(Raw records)
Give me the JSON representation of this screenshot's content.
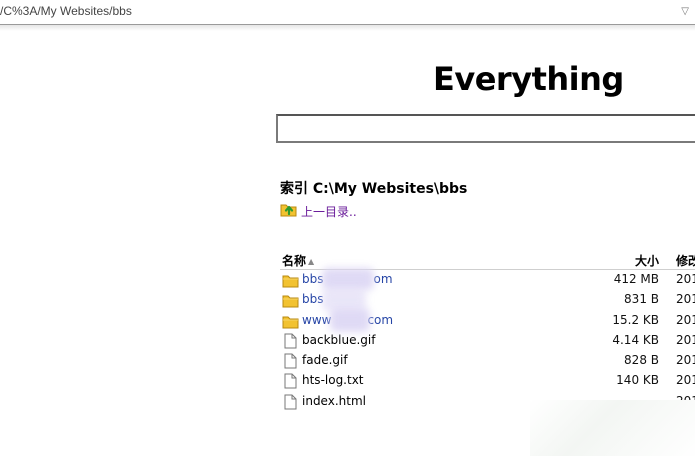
{
  "address_bar": {
    "url": "/C%3A/My Websites/bbs",
    "dropdown_icon": "chevron-down-icon"
  },
  "brand": {
    "title": "Everything"
  },
  "search": {
    "value": "",
    "placeholder": ""
  },
  "index": {
    "title": "索引 C:\\My Websites\\bbs"
  },
  "parent_link": {
    "label": "上一目录..",
    "icon": "folder-up-icon"
  },
  "table": {
    "columns": {
      "name": "名称",
      "size": "大小",
      "modified": "修改"
    },
    "sort_icon": "sort-ascending-icon",
    "rows": [
      {
        "type": "folder",
        "name_start": "bbs",
        "name_end": "om",
        "size": "412 MB",
        "modified": "201"
      },
      {
        "type": "folder",
        "name_start": "bbs",
        "name_end": "",
        "size": "831 B",
        "modified": "201"
      },
      {
        "type": "folder",
        "name_start": "www",
        "name_end": "com",
        "size": "15.2 KB",
        "modified": "201"
      },
      {
        "type": "file",
        "name_start": "backblue.gif",
        "name_end": "",
        "size": "4.14 KB",
        "modified": "201"
      },
      {
        "type": "file",
        "name_start": "fade.gif",
        "name_end": "",
        "size": "828 B",
        "modified": "201"
      },
      {
        "type": "file",
        "name_start": "hts-log.txt",
        "name_end": "",
        "size": "140 KB",
        "modified": "201"
      },
      {
        "type": "file",
        "name_start": "index.html",
        "name_end": "",
        "size": "",
        "modified": "201"
      }
    ]
  },
  "colors": {
    "folder_link": "#2645a6",
    "visited_link": "#6a1b9a",
    "folder_icon": "#f2c230",
    "redaction": "#dcd6f4"
  }
}
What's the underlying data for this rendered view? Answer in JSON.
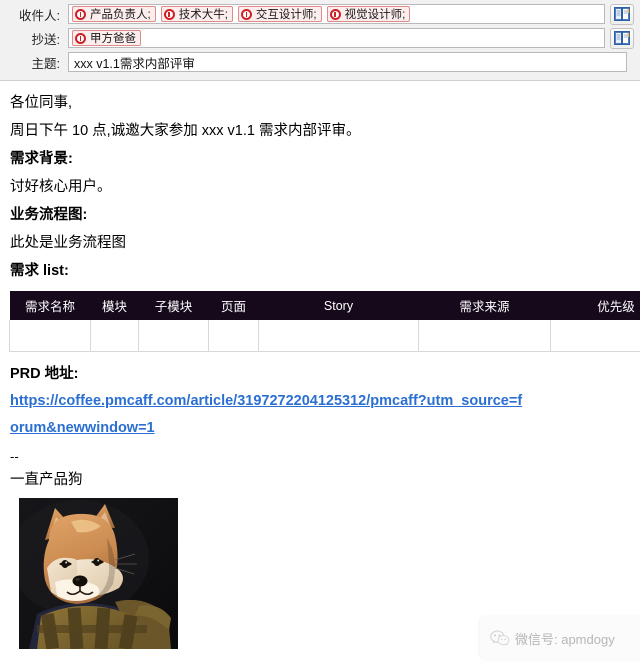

> [Job]: Without the pictures, return the entries exactly as they appear.

> [Final result]:
Give me the JSON representation of this screenshot's content.
{
  "address_bar": {
    "url": "/C%3A/My Websites/bbs",
    "dropdown_icon": "chevron-down-icon"
  },
  "brand": {
    "title": "Everything"
  },
  "search": {
    "value": "",
    "placeholder": ""
  },
  "index": {
    "title": "索引 C:\\My Websites\\bbs"
  },
  "parent_link": {
    "label": "上一目录..",
    "icon": "folder-up-icon"
  },
  "table": {
    "columns": {
      "name": "名称",
      "size": "大小",
      "modified": "修改"
    },
    "sort_icon": "sort-ascending-icon",
    "rows": [
      {
        "type": "folder",
        "name_start": "bbs",
        "name_end": "om",
        "size": "412 MB",
        "modified": "201"
      },
      {
        "type": "folder",
        "name_start": "bbs",
        "name_end": "",
        "size": "831 B",
        "modified": "201"
      },
      {
        "type": "folder",
        "name_start": "www",
        "name_end": "com",
        "size": "15.2 KB",
        "modified": "201"
      },
      {
        "type": "file",
        "name_start": "backblue.gif",
        "name_end": "",
        "size": "4.14 KB",
        "modified": "201"
      },
      {
        "type": "file",
        "name_start": "fade.gif",
        "name_end": "",
        "size": "828 B",
        "modified": "201"
      },
      {
        "type": "file",
        "name_start": "hts-log.txt",
        "name_end": "",
        "size": "140 KB",
        "modified": "201"
      },
      {
        "type": "file",
        "name_start": "index.html",
        "name_end": "",
        "size": "",
        "modified": "201"
      }
    ]
  },
  "colors": {
    "folder_link": "#2645a6",
    "visited_link": "#6a1b9a",
    "folder_icon": "#f2c230",
    "redaction": "#dcd6f4"
  }
}
What's the underlying data for this rendered view? Answer in JSON.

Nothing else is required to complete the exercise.